>> Begin INPUT

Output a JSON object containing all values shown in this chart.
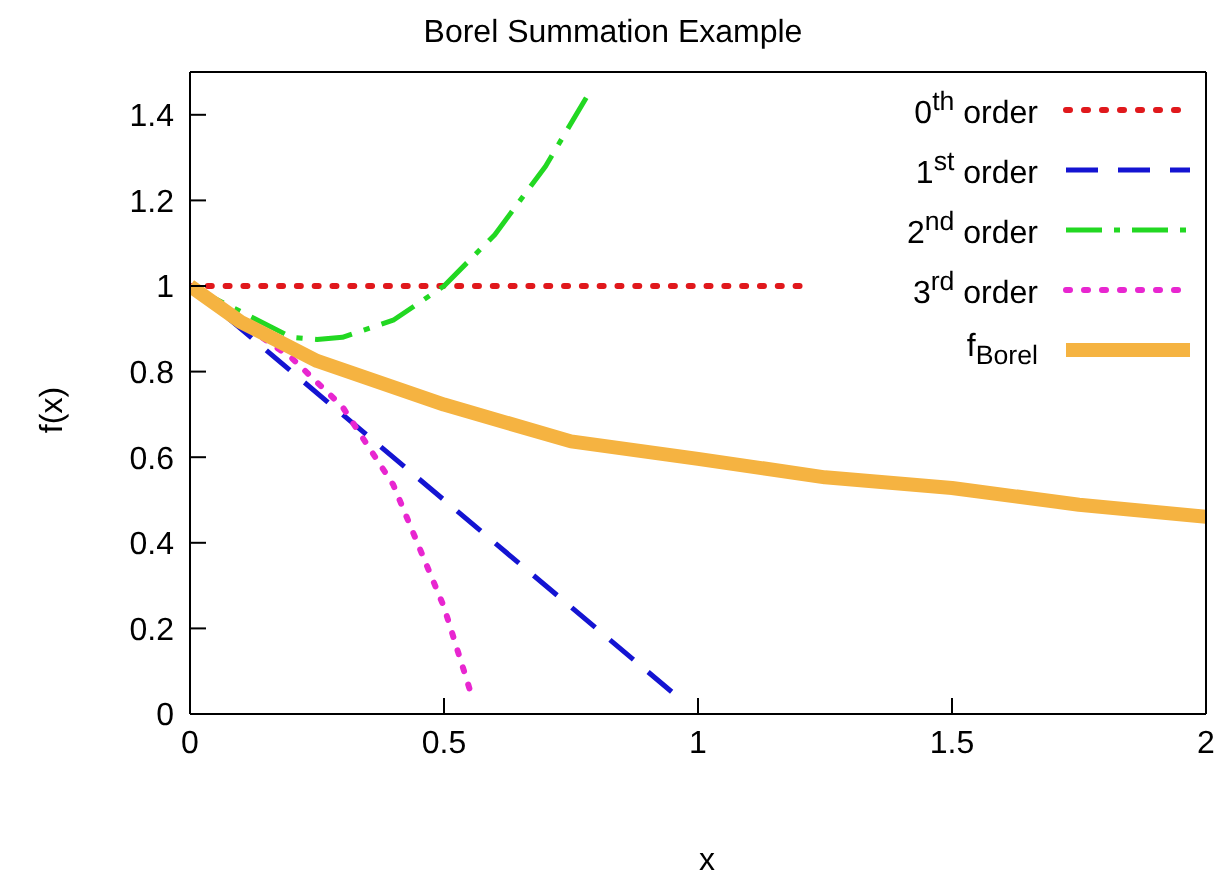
{
  "chart_data": {
    "type": "line",
    "title": "Borel Summation Example",
    "xlabel": "x",
    "ylabel": "f(x)",
    "xlim": [
      0,
      2
    ],
    "xticks": [
      0,
      0.5,
      1,
      1.5,
      2
    ],
    "ylim": [
      0,
      1.5
    ],
    "yticks": [
      0,
      0.2,
      0.4,
      0.6,
      0.8,
      1,
      1.2,
      1.4
    ],
    "grid": false,
    "legend": "top right",
    "marker": "none",
    "series": [
      {
        "name": "0$^{th}$ order",
        "color": "#e0181c",
        "line_style": "dotted",
        "x": [
          0,
          1.2
        ],
        "values": [
          1,
          1
        ]
      },
      {
        "name": "1$^{st}$ order",
        "color": "#1414d2",
        "line_style": "dashed",
        "x": [
          0,
          0.95
        ],
        "values": [
          1,
          0.05
        ]
      },
      {
        "name": "2$^{nd}$ order",
        "color": "#22d822",
        "line_style": "dashdot",
        "x": [
          0,
          0.2,
          0.25,
          0.3,
          0.4,
          0.5,
          0.6,
          0.7,
          0.78
        ],
        "values": [
          1,
          0.88,
          0.875,
          0.88,
          0.92,
          1.0,
          1.12,
          1.28,
          1.44
        ]
      },
      {
        "name": "3$^{rd}$ order",
        "color": "#e826d0",
        "line_style": "dotted",
        "x": [
          0,
          0.1,
          0.2,
          0.3,
          0.4,
          0.5,
          0.55
        ],
        "values": [
          1,
          0.914,
          0.832,
          0.718,
          0.536,
          0.25,
          0.06
        ]
      },
      {
        "name": "f$_{Borel}$",
        "color": "#f5b341",
        "line_style": "solid",
        "x": [
          0,
          0.1,
          0.25,
          0.5,
          0.75,
          1,
          1.25,
          1.5,
          1.75,
          2
        ],
        "values": [
          1,
          0.916,
          0.825,
          0.723,
          0.637,
          0.596,
          0.553,
          0.528,
          0.489,
          0.461
        ]
      }
    ]
  }
}
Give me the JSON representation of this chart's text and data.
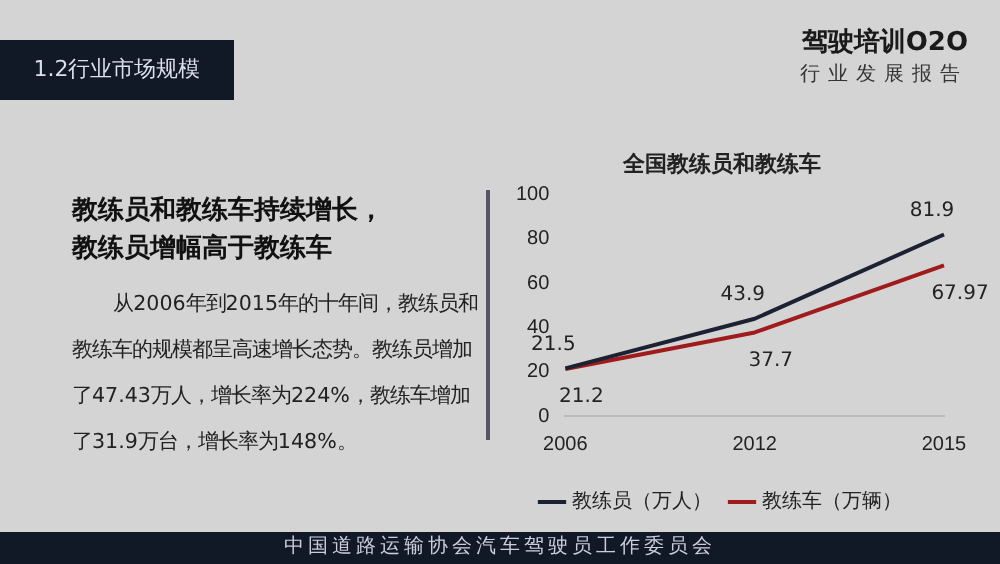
{
  "chart_data": {
    "type": "line",
    "title": "全国教练员和教练车",
    "categories": [
      "2006",
      "2012",
      "2015"
    ],
    "series": [
      {
        "name": "教练员（万人）",
        "color": "#1c2233",
        "values": [
          21.5,
          43.9,
          81.9
        ]
      },
      {
        "name": "教练车（万辆）",
        "color": "#a01c1c",
        "values": [
          21.2,
          37.7,
          67.97
        ]
      }
    ],
    "ylim": [
      0,
      100
    ],
    "yticks": [
      0,
      20,
      40,
      60,
      80,
      100
    ],
    "grid": false,
    "legend": "bottom",
    "data_labels": true,
    "marker": "none",
    "line_style": "solid",
    "annotations": [
      "1.2行业市场规模",
      "驾驶培训O2O",
      "行业发展报告",
      "教练员和教练车持续增长，",
      "教练员增幅高于教练车",
      "从2006年到2015年的十年间，教练员和教练车的规模都呈高速增长态势。教练员增加了47.43万人，增长率为224%，教练车增加了31.9万台，增长率为148%。",
      "中国道路运输协会汽车驾驶员工作委员会"
    ]
  }
}
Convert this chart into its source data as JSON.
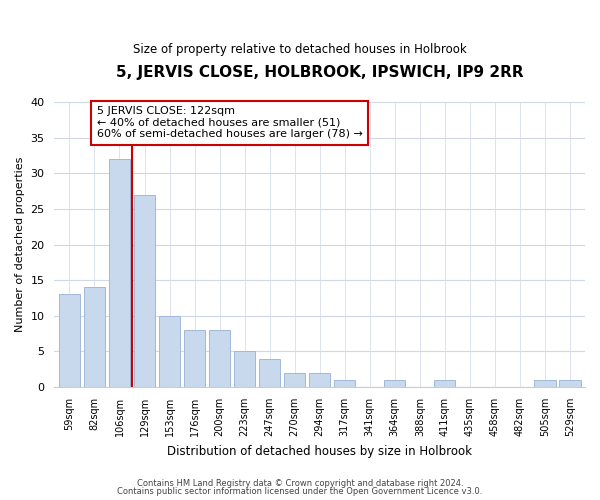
{
  "title": "5, JERVIS CLOSE, HOLBROOK, IPSWICH, IP9 2RR",
  "subtitle": "Size of property relative to detached houses in Holbrook",
  "xlabel": "Distribution of detached houses by size in Holbrook",
  "ylabel": "Number of detached properties",
  "bin_labels": [
    "59sqm",
    "82sqm",
    "106sqm",
    "129sqm",
    "153sqm",
    "176sqm",
    "200sqm",
    "223sqm",
    "247sqm",
    "270sqm",
    "294sqm",
    "317sqm",
    "341sqm",
    "364sqm",
    "388sqm",
    "411sqm",
    "435sqm",
    "458sqm",
    "482sqm",
    "505sqm",
    "529sqm"
  ],
  "bar_heights": [
    13,
    14,
    32,
    27,
    10,
    8,
    8,
    5,
    4,
    2,
    2,
    1,
    0,
    1,
    0,
    1,
    0,
    0,
    0,
    1,
    1
  ],
  "bar_color": "#c9d9ed",
  "bar_edge_color": "#a0b8d8",
  "ref_line_color": "#cc0000",
  "ylim": [
    0,
    40
  ],
  "yticks": [
    0,
    5,
    10,
    15,
    20,
    25,
    30,
    35,
    40
  ],
  "annotation_title": "5 JERVIS CLOSE: 122sqm",
  "annotation_line1": "← 40% of detached houses are smaller (51)",
  "annotation_line2": "60% of semi-detached houses are larger (78) →",
  "annotation_box_color": "#ffffff",
  "annotation_box_edge": "#cc0000",
  "footer_line1": "Contains HM Land Registry data © Crown copyright and database right 2024.",
  "footer_line2": "Contains public sector information licensed under the Open Government Licence v3.0.",
  "background_color": "#ffffff",
  "grid_color": "#d0d8e8"
}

>> End INPUT

▶ _EXERCISE INSTRUCTIONS_
Give every record again exactly, apart from the pictures, which stay out.

▶ _RESULT_
Output a JSON object containing all values shown in this chart.
{
  "chart_data": {
    "type": "line",
    "title": "Borel Summation Example",
    "xlabel": "x",
    "ylabel": "f(x)",
    "xlim": [
      0,
      2
    ],
    "xticks": [
      0,
      0.5,
      1,
      1.5,
      2
    ],
    "ylim": [
      0,
      1.5
    ],
    "yticks": [
      0,
      0.2,
      0.4,
      0.6,
      0.8,
      1,
      1.2,
      1.4
    ],
    "grid": false,
    "legend": "top right",
    "marker": "none",
    "series": [
      {
        "name": "0$^{th}$ order",
        "color": "#e0181c",
        "line_style": "dotted",
        "x": [
          0,
          1.2
        ],
        "values": [
          1,
          1
        ]
      },
      {
        "name": "1$^{st}$ order",
        "color": "#1414d2",
        "line_style": "dashed",
        "x": [
          0,
          0.95
        ],
        "values": [
          1,
          0.05
        ]
      },
      {
        "name": "2$^{nd}$ order",
        "color": "#22d822",
        "line_style": "dashdot",
        "x": [
          0,
          0.2,
          0.25,
          0.3,
          0.4,
          0.5,
          0.6,
          0.7,
          0.78
        ],
        "values": [
          1,
          0.88,
          0.875,
          0.88,
          0.92,
          1.0,
          1.12,
          1.28,
          1.44
        ]
      },
      {
        "name": "3$^{rd}$ order",
        "color": "#e826d0",
        "line_style": "dotted",
        "x": [
          0,
          0.1,
          0.2,
          0.3,
          0.4,
          0.5,
          0.55
        ],
        "values": [
          1,
          0.914,
          0.832,
          0.718,
          0.536,
          0.25,
          0.06
        ]
      },
      {
        "name": "f$_{Borel}$",
        "color": "#f5b341",
        "line_style": "solid",
        "x": [
          0,
          0.1,
          0.25,
          0.5,
          0.75,
          1,
          1.25,
          1.5,
          1.75,
          2
        ],
        "values": [
          1,
          0.916,
          0.825,
          0.723,
          0.637,
          0.596,
          0.553,
          0.528,
          0.489,
          0.461
        ]
      }
    ]
  }
}
Give me the JSON representation of this chart's text and data.
{
  "chart_data": {
    "type": "line",
    "title": "全国教练员和教练车",
    "categories": [
      "2006",
      "2012",
      "2015"
    ],
    "series": [
      {
        "name": "教练员（万人）",
        "color": "#1c2233",
        "values": [
          21.5,
          43.9,
          81.9
        ]
      },
      {
        "name": "教练车（万辆）",
        "color": "#a01c1c",
        "values": [
          21.2,
          37.7,
          67.97
        ]
      }
    ],
    "ylim": [
      0,
      100
    ],
    "yticks": [
      0,
      20,
      40,
      60,
      80,
      100
    ],
    "grid": false,
    "legend": "bottom",
    "data_labels": true,
    "marker": "none",
    "line_style": "solid",
    "annotations": [
      "1.2行业市场规模",
      "驾驶培训O2O",
      "行业发展报告",
      "教练员和教练车持续增长，",
      "教练员增幅高于教练车",
      "从2006年到2015年的十年间，教练员和教练车的规模都呈高速增长态势。教练员增加了47.43万人，增长率为224%，教练车增加了31.9万台，增长率为148%。",
      "中国道路运输协会汽车驾驶员工作委员会"
    ]
  }
}
Convert this chart into its source data as JSON.
{
  "title": "5, JERVIS CLOSE, HOLBROOK, IPSWICH, IP9 2RR",
  "subtitle": "Size of property relative to detached houses in Holbrook",
  "xlabel": "Distribution of detached houses by size in Holbrook",
  "ylabel": "Number of detached properties",
  "bin_labels": [
    "59sqm",
    "82sqm",
    "106sqm",
    "129sqm",
    "153sqm",
    "176sqm",
    "200sqm",
    "223sqm",
    "247sqm",
    "270sqm",
    "294sqm",
    "317sqm",
    "341sqm",
    "364sqm",
    "388sqm",
    "411sqm",
    "435sqm",
    "458sqm",
    "482sqm",
    "505sqm",
    "529sqm"
  ],
  "bar_heights": [
    13,
    14,
    32,
    27,
    10,
    8,
    8,
    5,
    4,
    2,
    2,
    1,
    0,
    1,
    0,
    1,
    0,
    0,
    0,
    1,
    1
  ],
  "bar_color": "#c9d9ed",
  "bar_edge_color": "#a0b8d8",
  "ref_line_color": "#cc0000",
  "ylim": [
    0,
    40
  ],
  "yticks": [
    0,
    5,
    10,
    15,
    20,
    25,
    30,
    35,
    40
  ],
  "annotation_title": "5 JERVIS CLOSE: 122sqm",
  "annotation_line1": "← 40% of detached houses are smaller (51)",
  "annotation_line2": "60% of semi-detached houses are larger (78) →",
  "annotation_box_color": "#ffffff",
  "annotation_box_edge": "#cc0000",
  "footer_line1": "Contains HM Land Registry data © Crown copyright and database right 2024.",
  "footer_line2": "Contains public sector information licensed under the Open Government Licence v3.0.",
  "background_color": "#ffffff",
  "grid_color": "#d0d8e8"
}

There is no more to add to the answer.